Directions:
Pick up the parliamentary debate excerpt on the €20,000 debt relief limit, shown below, and continue it from where it stops.

Page excerpt:
----------------------------------------

I understand the arguments that have been made and I am conscious of what FLAC has said about this matter. However, we consider that the €20,000 limit is the appropriate one. Deputy Donnelly asked if we could gauge how many additional people might be covered if we went from €20,000 to €30,000. It would be an absolute guesstimate. I do not think that any of us in this House can, hand on heart, say for sure that we know the answer to that. However, we must also look at the experience of neighbouring jurisdictions. I think it is reasonable to set it at €20,000. The sum of €50,000 would be far too high. I understand the argument that FLAC is making but our judgment is that this is a fair proposal. It gives the possibility of debt write-off to people of limited income and assets. In certain circumstances it may have a detrimental impact on creditors but the impact is not as great as it would be if, for example, the limit was €30,000 or €40,000. When we get into those limits it is reasonable that the debt settlement arrangement is available. If individuals are in a position to be able to make some contribution to discharge their debts over a period, it is quite reasonable to use the debt settlement arrangement rather than expecting to enter into an arrangement where one has incurred that level of debt and one is substantially guaranteed debt forgiveness, unless there is a dramatic change in one's circumstances during the period of the debt relief notice. In the latter case, matters may be readjusted at one's own request so that one pays off some portion of money to creditors and exits one's circumstances. We think, however, that this is a reasonable level to pitch it at, and I hope the House will support that.

----------------------------------------

Excerpted data:
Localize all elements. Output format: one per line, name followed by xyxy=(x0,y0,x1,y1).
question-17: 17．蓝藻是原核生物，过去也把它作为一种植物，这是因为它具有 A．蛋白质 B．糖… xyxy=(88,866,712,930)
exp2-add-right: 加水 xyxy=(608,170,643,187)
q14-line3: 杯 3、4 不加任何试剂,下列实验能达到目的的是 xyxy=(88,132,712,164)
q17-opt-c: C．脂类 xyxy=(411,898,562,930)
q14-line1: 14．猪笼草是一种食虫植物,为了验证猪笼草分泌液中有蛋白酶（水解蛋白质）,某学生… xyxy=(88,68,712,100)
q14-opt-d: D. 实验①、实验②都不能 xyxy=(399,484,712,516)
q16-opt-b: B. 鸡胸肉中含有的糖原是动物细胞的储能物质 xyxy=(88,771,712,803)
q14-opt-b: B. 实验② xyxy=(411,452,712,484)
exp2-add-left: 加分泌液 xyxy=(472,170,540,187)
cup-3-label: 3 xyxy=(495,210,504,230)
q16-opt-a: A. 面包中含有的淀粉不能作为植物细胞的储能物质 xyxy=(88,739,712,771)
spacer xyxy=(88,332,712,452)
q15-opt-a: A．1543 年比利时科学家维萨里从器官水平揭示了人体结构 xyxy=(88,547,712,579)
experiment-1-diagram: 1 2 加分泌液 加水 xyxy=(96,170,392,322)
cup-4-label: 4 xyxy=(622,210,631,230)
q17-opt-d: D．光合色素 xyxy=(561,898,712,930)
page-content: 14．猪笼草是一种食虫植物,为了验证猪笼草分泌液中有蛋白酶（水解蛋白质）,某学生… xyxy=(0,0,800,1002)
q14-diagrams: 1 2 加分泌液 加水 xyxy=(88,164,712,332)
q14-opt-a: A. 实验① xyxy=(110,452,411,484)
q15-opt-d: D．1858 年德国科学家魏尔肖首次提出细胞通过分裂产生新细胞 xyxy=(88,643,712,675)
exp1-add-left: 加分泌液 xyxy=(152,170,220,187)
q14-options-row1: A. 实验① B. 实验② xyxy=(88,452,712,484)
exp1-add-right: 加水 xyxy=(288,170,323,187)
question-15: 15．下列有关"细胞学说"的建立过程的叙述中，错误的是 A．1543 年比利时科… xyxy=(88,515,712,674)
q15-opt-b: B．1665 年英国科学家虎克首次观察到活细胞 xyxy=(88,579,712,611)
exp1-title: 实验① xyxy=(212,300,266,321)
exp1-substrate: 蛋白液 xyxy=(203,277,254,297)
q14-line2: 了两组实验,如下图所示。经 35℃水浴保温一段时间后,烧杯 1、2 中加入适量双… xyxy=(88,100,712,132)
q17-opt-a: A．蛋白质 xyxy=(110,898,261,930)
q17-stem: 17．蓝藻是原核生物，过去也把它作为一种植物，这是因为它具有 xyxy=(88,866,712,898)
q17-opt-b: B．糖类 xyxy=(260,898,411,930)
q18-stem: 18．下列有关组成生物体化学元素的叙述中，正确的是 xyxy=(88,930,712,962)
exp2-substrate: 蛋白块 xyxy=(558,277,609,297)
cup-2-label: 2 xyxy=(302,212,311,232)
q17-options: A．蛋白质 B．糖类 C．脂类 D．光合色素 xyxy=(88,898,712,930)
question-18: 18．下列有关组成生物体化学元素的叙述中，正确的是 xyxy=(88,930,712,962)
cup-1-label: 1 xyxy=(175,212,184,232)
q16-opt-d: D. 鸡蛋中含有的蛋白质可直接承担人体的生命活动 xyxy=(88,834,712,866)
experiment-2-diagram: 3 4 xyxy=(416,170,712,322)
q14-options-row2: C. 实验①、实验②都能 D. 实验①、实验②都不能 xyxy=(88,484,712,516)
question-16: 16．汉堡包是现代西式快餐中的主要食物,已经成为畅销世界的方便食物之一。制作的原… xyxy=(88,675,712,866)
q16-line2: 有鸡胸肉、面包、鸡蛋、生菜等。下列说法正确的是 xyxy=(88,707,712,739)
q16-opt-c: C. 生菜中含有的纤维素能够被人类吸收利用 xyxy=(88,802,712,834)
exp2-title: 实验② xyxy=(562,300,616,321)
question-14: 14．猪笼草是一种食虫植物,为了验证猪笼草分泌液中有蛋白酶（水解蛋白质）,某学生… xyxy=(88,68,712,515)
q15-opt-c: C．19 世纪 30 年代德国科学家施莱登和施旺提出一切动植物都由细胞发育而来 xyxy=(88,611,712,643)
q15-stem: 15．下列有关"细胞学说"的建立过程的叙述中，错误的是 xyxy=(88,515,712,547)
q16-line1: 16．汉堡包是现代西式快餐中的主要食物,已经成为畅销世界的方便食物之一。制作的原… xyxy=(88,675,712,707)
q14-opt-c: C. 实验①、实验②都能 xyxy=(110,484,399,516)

----------------------------------------

Answer to the task:
I wish to seek clarification on this limit of €20,000. We will probably have the same discussion when we come to the limit of €3 million for personal insolvency arrangements. Apart from MABS and the experience in the North of Ireland, what else has informed the Minister's thinking in arriving at the figure of €20,000? That is what we are trying to elicit. It would be helpful if we knew what had informed the Minister in arriving at that figure. It is fine to compare this jurisdiction with the North of Ireland but the level of personal indebtedness there is not the same as it is here. The critical mass of people who find themselves smothered with personal debt issues is not the same there either. Apart from what MABS is saying and what is happening in the other jurisdiction, what other analysis or thinking informed the figure of €20,000?

I am conscious that we are on Report Stage.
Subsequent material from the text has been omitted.